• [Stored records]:
* * * *

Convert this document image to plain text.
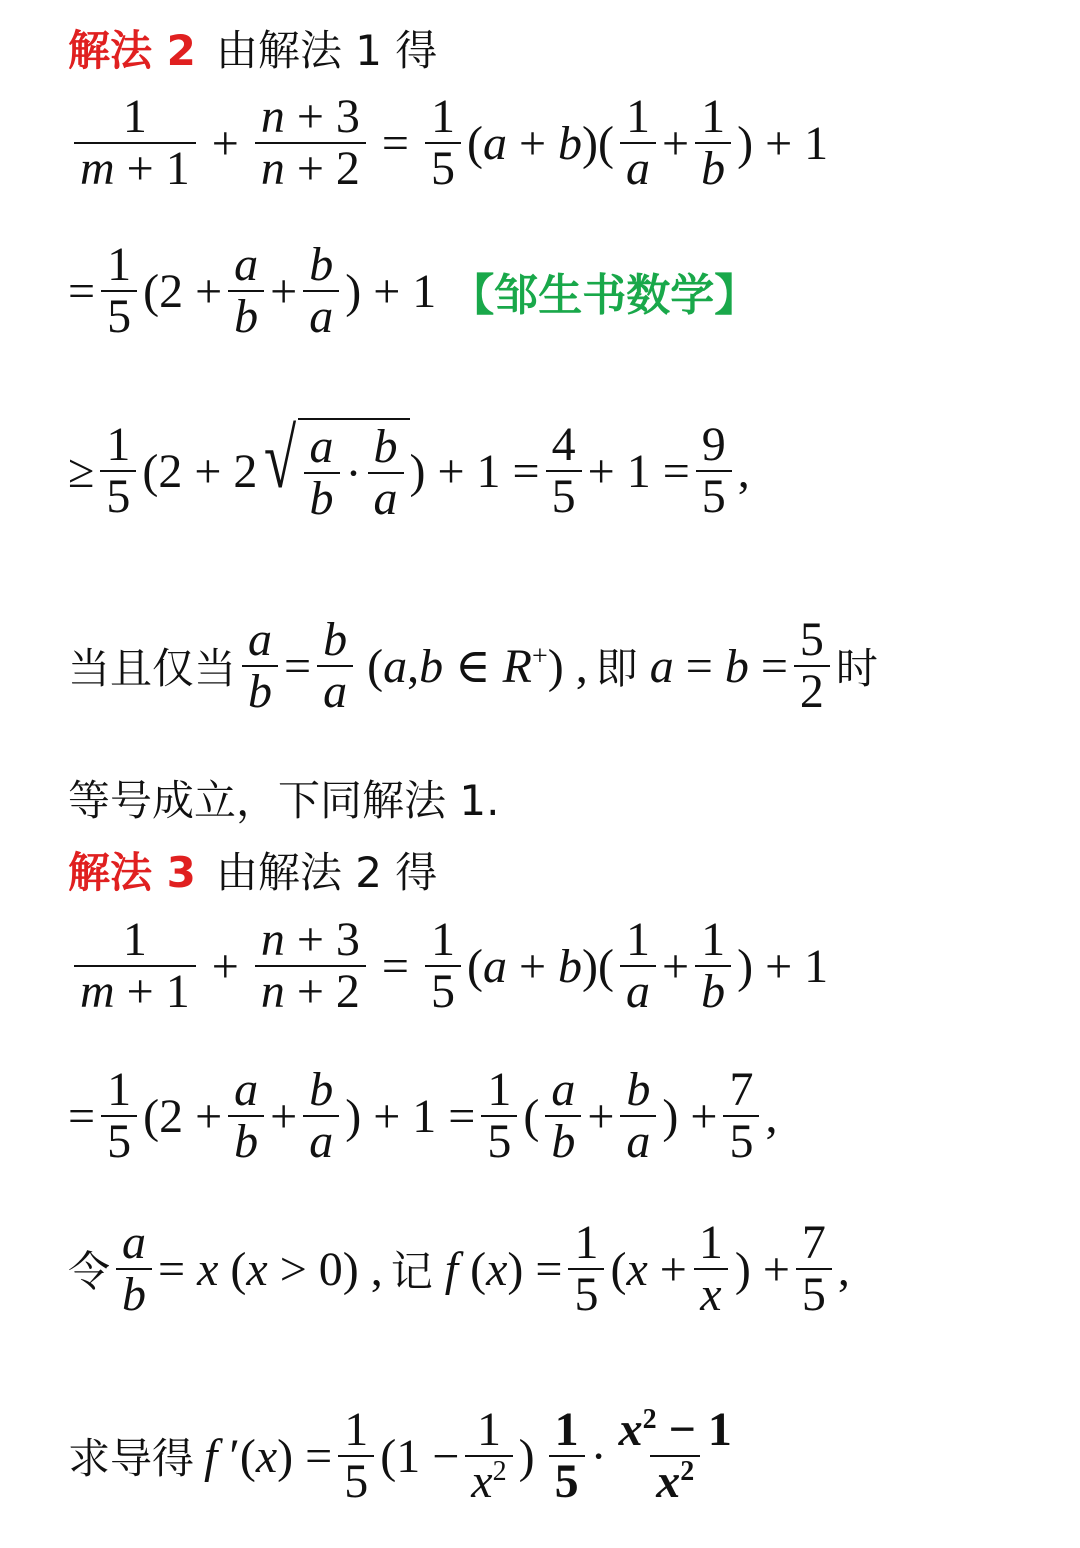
解法 2 由解法 1 得
$\frac{1}{m + 1} + \frac{n + 3}{n + 2} = \frac{1}{5} (a + b)( \frac{1}{a} + \frac{1}{b}$ ) + 1
= $\frac{1}{5} (2 + \frac{a}{b} + \frac{b}{a}$ ) + 1 【邹生书数学】
≥ $\frac{1}{5} (2 + 2$ √ $\frac{a}{b} \cdot \frac{b}{a}$ ) + $1 = \frac{4}{5} + 1 = \frac{9}{5}$ ,
当且仅当 $\frac{a}{b} = \frac{b}{a} (a,b$ ∈ R+) , 即 $a = b = \frac{5}{2}$ 时
等号成立，下同解法 1.
解法 3 由解法 2 得
$\frac{1}{m + 1} + \frac{n + 3}{n + 2} = \frac{1}{5} (a + b)( \frac{1}{a} + \frac{1}{b}$ ) + 1
= $\frac{1}{5} (2 + \frac{a}{b} + \frac{b}{a}$ ) + $1 = \frac{1}{5}$ ( $\frac{a}{b} + \frac{b}{a}$ ) + $\frac{7}{5}$ ,
令 $\frac{a}{b} = x$ (x > 0) , 记 f $(x) = \frac{1}{5} (x + \frac{1}{x}$ ) + $\frac{7}{5}$ ,
求导得 f $'(x) = \frac{1}{5} (1 - \frac{1}{x^2}$ ) $\frac{1}{5} \cdot \frac{x^2 - 1}{x^2}$
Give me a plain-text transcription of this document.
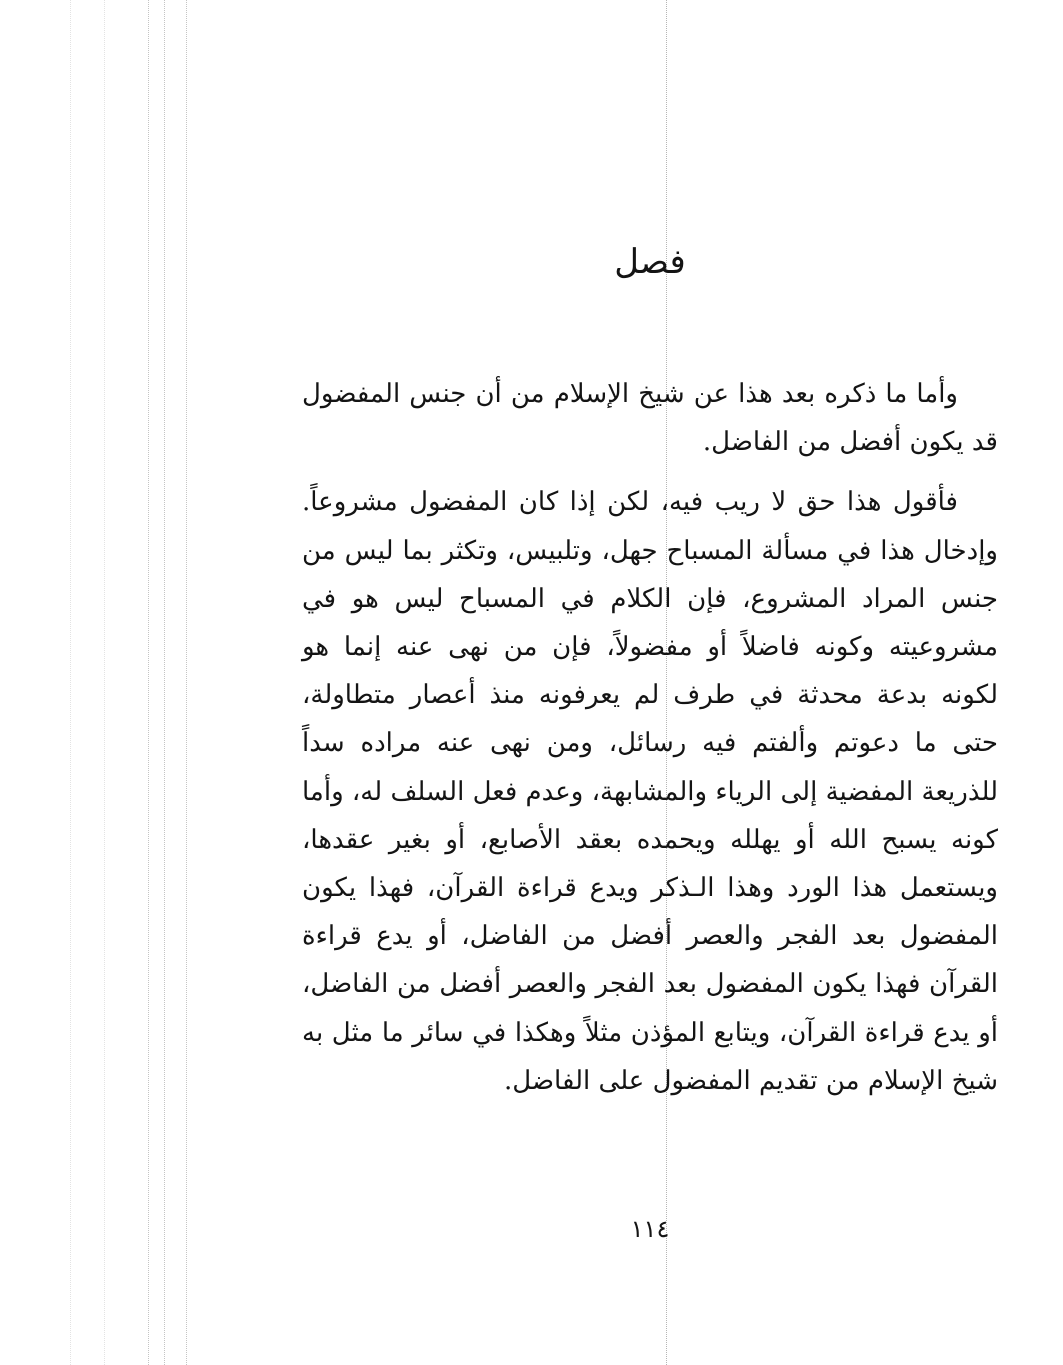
فصل

وأما ما ذكره بعد هذا عن شيخ الإسلام من أن جنس المفضول قد يكون أفضل من الفاضل.

فأقول هذا حق لا ريب فيه، لكن إذا كان المفضول مشروعاً. وإدخال هذا في مسألة المسباح جهل، وتلبيس، وتكثر بما ليس من جنس المراد المشروع، فإن الكلام في المسباح ليس هو في مشروعيته وكونه فاضلاً أو مفضولاً، فإن من نهى عنه إنما هو لكونه بدعة محدثة في طرف لم يعرفونه منذ أعصار متطاولة، حتى ما دعوتم وألفتم فيه رسائل، ومن نهى عنه مراده سداً للذريعة المفضية إلى الرياء والمشابهة، وعدم فعل السلف له، وأما كونه يسبح الله أو يهلله ويحمده بعقد الأصابع، أو بغير عقدها، ويستعمل هذا الورد وهذا الـذكر ويدع قراءة القرآن، فهذا يكون المفضول بعد الفجر والعصر أفضل من الفاضل، أو يدع قراءة القرآن فهذا يكون المفضول بعد الفجر والعصر أفضل من الفاضل، أو يدع قراءة القرآن، ويتابع المؤذن مثلاً وهكذا في سائر ما مثل به شيخ الإسلام من تقديم المفضول على الفاضل.

١١٤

* * * *

• [The exercise]: Can the lines from the one with "Give me a plain-text" to the end of the records above be quoted exactly, both ends included, with every picture omitted?

• [Response to this exercise]:
Give me a plain-text transcription of this document.
فصل

وأما ما ذكره بعد هذا عن شيخ الإسلام من أن جنس المفضول قد يكون أفضل من الفاضل.

فأقول هذا حق لا ريب فيه، لكن إذا كان المفضول مشروعاً. وإدخال هذا في مسألة المسباح جهل، وتلبيس، وتكثر بما ليس من جنس المراد المشروع، فإن الكلام في المسباح ليس هو في مشروعيته وكونه فاضلاً أو مفضولاً، فإن من نهى عنه إنما هو لكونه بدعة محدثة في طرف لم يعرفونه منذ أعصار متطاولة، حتى ما دعوتم وألفتم فيه رسائل، ومن نهى عنه مراده سداً للذريعة المفضية إلى الرياء والمشابهة، وعدم فعل السلف له، وأما كونه يسبح الله أو يهلله ويحمده بعقد الأصابع، أو بغير عقدها، ويستعمل هذا الورد وهذا الـذكر ويدع قراءة القرآن، فهذا يكون المفضول بعد الفجر والعصر أفضل من الفاضل، أو يدع قراءة القرآن فهذا يكون المفضول بعد الفجر والعصر أفضل من الفاضل، أو يدع قراءة القرآن، ويتابع المؤذن مثلاً وهكذا في سائر ما مثل به شيخ الإسلام من تقديم المفضول على الفاضل.

١١٤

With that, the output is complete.